§ **What needs to be done**
Which lines of the data hold the word "Administradora"? Copy all of them.

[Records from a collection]
━━━━━━━━
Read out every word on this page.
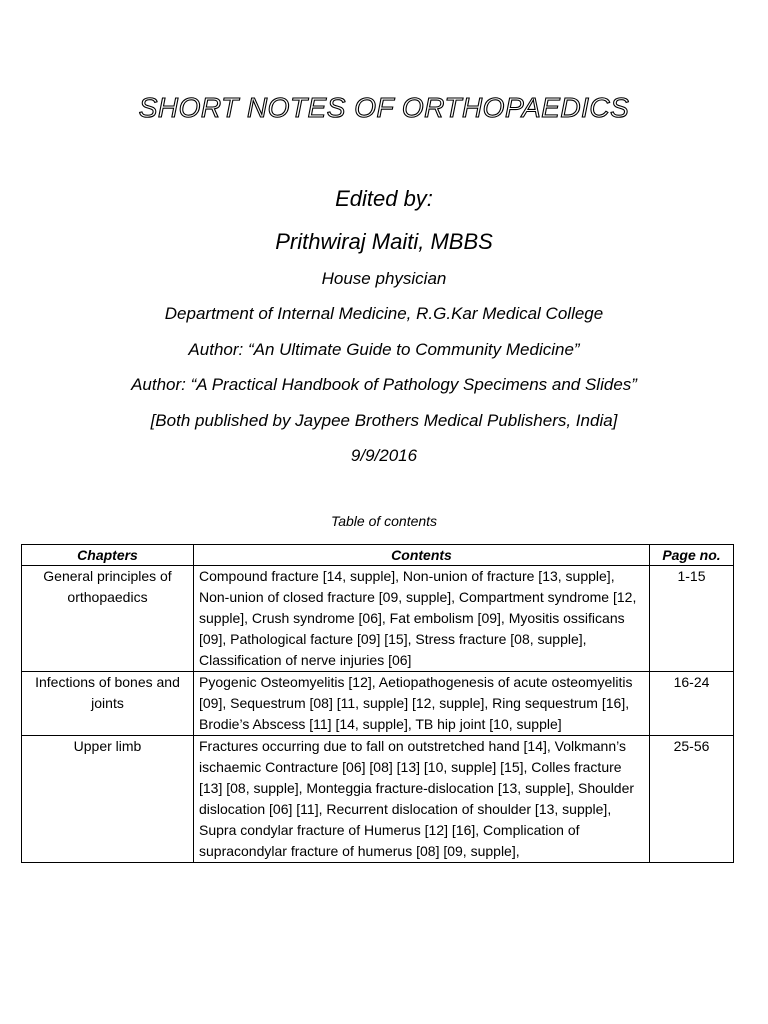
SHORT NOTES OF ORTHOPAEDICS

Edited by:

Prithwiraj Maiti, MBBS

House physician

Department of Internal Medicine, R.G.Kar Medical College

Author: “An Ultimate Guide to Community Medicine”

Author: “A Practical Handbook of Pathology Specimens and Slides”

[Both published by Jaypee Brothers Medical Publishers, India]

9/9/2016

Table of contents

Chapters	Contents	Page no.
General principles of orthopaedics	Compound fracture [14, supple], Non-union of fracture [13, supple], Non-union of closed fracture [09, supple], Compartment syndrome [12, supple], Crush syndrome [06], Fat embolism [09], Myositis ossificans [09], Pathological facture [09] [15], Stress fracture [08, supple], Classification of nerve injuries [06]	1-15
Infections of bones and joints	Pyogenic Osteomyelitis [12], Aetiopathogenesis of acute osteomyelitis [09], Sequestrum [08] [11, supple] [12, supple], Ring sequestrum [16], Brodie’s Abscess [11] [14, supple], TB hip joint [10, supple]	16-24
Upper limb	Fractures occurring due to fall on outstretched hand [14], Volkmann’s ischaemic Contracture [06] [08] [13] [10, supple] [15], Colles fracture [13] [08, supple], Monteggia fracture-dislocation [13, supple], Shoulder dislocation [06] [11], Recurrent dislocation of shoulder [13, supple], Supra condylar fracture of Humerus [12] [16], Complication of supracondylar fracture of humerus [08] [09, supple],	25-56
━━━━━━━━
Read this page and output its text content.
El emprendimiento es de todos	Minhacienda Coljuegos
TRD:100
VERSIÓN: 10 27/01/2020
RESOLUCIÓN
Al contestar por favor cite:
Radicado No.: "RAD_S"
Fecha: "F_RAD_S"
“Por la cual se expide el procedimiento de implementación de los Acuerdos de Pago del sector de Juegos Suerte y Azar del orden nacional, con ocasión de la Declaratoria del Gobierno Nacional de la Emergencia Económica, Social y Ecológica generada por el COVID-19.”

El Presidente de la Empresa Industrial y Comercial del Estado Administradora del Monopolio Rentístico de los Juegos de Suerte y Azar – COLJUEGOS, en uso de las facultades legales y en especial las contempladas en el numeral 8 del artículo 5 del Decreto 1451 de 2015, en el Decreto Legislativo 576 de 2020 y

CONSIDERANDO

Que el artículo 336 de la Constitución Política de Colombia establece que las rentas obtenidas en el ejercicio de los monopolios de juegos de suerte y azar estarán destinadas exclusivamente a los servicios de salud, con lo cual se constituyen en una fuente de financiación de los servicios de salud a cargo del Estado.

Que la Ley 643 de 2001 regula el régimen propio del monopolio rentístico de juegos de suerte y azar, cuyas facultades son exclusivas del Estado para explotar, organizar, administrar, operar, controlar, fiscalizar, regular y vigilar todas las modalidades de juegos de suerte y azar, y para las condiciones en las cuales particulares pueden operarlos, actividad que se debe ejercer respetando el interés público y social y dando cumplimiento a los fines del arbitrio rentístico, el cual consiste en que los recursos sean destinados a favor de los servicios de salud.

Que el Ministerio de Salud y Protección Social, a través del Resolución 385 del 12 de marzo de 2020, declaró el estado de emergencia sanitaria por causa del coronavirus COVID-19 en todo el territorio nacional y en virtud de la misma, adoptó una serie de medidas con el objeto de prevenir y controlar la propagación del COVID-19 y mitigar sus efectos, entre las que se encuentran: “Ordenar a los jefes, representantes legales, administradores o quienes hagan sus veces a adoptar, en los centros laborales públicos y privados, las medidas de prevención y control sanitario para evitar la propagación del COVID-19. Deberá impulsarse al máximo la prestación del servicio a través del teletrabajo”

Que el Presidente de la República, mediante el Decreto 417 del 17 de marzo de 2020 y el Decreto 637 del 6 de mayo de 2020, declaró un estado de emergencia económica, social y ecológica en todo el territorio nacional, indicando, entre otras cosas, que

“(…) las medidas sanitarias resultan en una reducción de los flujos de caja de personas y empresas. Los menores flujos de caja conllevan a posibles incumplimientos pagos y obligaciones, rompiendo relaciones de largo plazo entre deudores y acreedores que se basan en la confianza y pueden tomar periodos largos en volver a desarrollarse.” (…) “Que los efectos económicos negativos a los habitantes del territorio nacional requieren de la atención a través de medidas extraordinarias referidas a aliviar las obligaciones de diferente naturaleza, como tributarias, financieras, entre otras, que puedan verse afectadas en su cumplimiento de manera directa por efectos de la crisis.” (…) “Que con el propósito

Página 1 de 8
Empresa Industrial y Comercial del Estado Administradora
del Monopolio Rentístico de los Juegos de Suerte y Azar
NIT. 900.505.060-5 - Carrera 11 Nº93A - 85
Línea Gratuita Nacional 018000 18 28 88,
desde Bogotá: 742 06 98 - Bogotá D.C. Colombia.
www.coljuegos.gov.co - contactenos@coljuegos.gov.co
━━━━━━━━
§ **The answer**
El Presidente de la Empresa Industrial y Comercial del Estado Administradora del Monopolio Rentístico de los Juegos de Suerte y Azar – COLJUEGOS, en uso de las facultades legales y en especial las contempladas en el numeral 8 del artículo 5 del Decreto 1451 de 2015, en el Decreto Legislativo 576 de 2020 y
Empresa Industrial y Comercial del Estado Administradora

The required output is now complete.